Task description: With the pictures left out, copy the listing below exactly.

Lines of data:
......
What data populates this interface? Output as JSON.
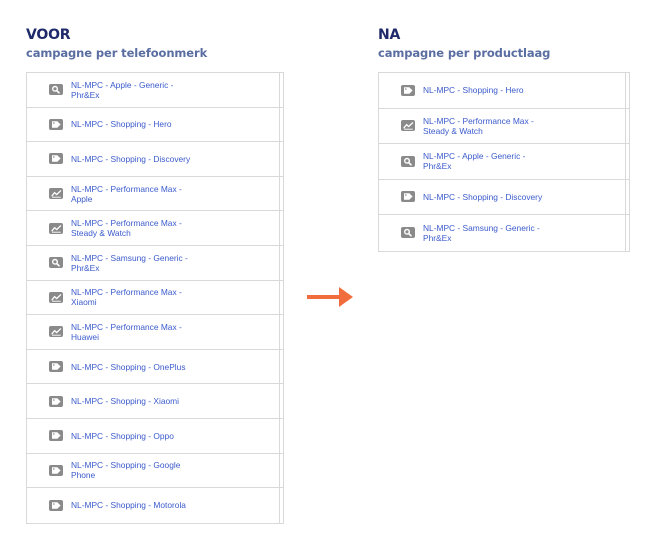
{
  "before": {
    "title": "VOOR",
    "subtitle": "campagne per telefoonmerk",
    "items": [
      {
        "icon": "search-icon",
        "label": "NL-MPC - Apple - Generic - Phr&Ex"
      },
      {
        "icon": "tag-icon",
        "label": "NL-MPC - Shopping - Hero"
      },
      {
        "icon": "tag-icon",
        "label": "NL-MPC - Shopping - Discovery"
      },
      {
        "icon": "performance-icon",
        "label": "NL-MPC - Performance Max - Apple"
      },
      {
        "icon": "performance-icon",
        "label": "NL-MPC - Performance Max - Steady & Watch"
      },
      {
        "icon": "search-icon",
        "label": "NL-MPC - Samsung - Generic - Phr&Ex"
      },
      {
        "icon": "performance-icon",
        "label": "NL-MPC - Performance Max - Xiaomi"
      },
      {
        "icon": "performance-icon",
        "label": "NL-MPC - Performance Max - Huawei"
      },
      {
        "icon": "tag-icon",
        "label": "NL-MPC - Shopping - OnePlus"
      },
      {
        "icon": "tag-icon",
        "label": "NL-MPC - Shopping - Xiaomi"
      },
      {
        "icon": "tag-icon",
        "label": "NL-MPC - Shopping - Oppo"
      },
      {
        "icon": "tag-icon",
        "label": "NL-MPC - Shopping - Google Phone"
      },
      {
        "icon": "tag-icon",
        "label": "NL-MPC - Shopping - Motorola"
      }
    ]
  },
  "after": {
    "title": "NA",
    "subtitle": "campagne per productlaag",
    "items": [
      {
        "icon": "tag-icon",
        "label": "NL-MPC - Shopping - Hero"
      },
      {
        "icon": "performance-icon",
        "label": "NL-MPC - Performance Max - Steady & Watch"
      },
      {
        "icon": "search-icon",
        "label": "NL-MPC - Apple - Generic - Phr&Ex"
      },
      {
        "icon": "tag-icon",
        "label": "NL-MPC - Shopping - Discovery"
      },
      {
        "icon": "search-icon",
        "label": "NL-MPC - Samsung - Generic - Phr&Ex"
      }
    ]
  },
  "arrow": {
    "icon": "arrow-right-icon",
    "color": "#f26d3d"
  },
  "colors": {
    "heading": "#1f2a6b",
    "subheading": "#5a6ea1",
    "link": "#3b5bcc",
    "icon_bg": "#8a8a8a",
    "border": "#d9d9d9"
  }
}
......
Task response:
What data populates this interface? Output as JSON.
{
  "before": {
    "title": "VOOR",
    "subtitle": "campagne per telefoonmerk",
    "items": [
      {
        "icon": "search-icon",
        "label": "NL-MPC - Apple - Generic - Phr&Ex"
      },
      {
        "icon": "tag-icon",
        "label": "NL-MPC - Shopping - Hero"
      },
      {
        "icon": "tag-icon",
        "label": "NL-MPC - Shopping - Discovery"
      },
      {
        "icon": "performance-icon",
        "label": "NL-MPC - Performance Max - Apple"
      },
      {
        "icon": "performance-icon",
        "label": "NL-MPC - Performance Max - Steady & Watch"
      },
      {
        "icon": "search-icon",
        "label": "NL-MPC - Samsung - Generic - Phr&Ex"
      },
      {
        "icon": "performance-icon",
        "label": "NL-MPC - Performance Max - Xiaomi"
      },
      {
        "icon": "performance-icon",
        "label": "NL-MPC - Performance Max - Huawei"
      },
      {
        "icon": "tag-icon",
        "label": "NL-MPC - Shopping - OnePlus"
      },
      {
        "icon": "tag-icon",
        "label": "NL-MPC - Shopping - Xiaomi"
      },
      {
        "icon": "tag-icon",
        "label": "NL-MPC - Shopping - Oppo"
      },
      {
        "icon": "tag-icon",
        "label": "NL-MPC - Shopping - Google Phone"
      },
      {
        "icon": "tag-icon",
        "label": "NL-MPC - Shopping - Motorola"
      }
    ]
  },
  "after": {
    "title": "NA",
    "subtitle": "campagne per productlaag",
    "items": [
      {
        "icon": "tag-icon",
        "label": "NL-MPC - Shopping - Hero"
      },
      {
        "icon": "performance-icon",
        "label": "NL-MPC - Performance Max - Steady & Watch"
      },
      {
        "icon": "search-icon",
        "label": "NL-MPC - Apple - Generic - Phr&Ex"
      },
      {
        "icon": "tag-icon",
        "label": "NL-MPC - Shopping - Discovery"
      },
      {
        "icon": "search-icon",
        "label": "NL-MPC - Samsung - Generic - Phr&Ex"
      }
    ]
  },
  "arrow": {
    "icon": "arrow-right-icon",
    "color": "#f26d3d"
  },
  "colors": {
    "heading": "#1f2a6b",
    "subheading": "#5a6ea1",
    "link": "#3b5bcc",
    "icon_bg": "#8a8a8a",
    "border": "#d9d9d9"
  }
}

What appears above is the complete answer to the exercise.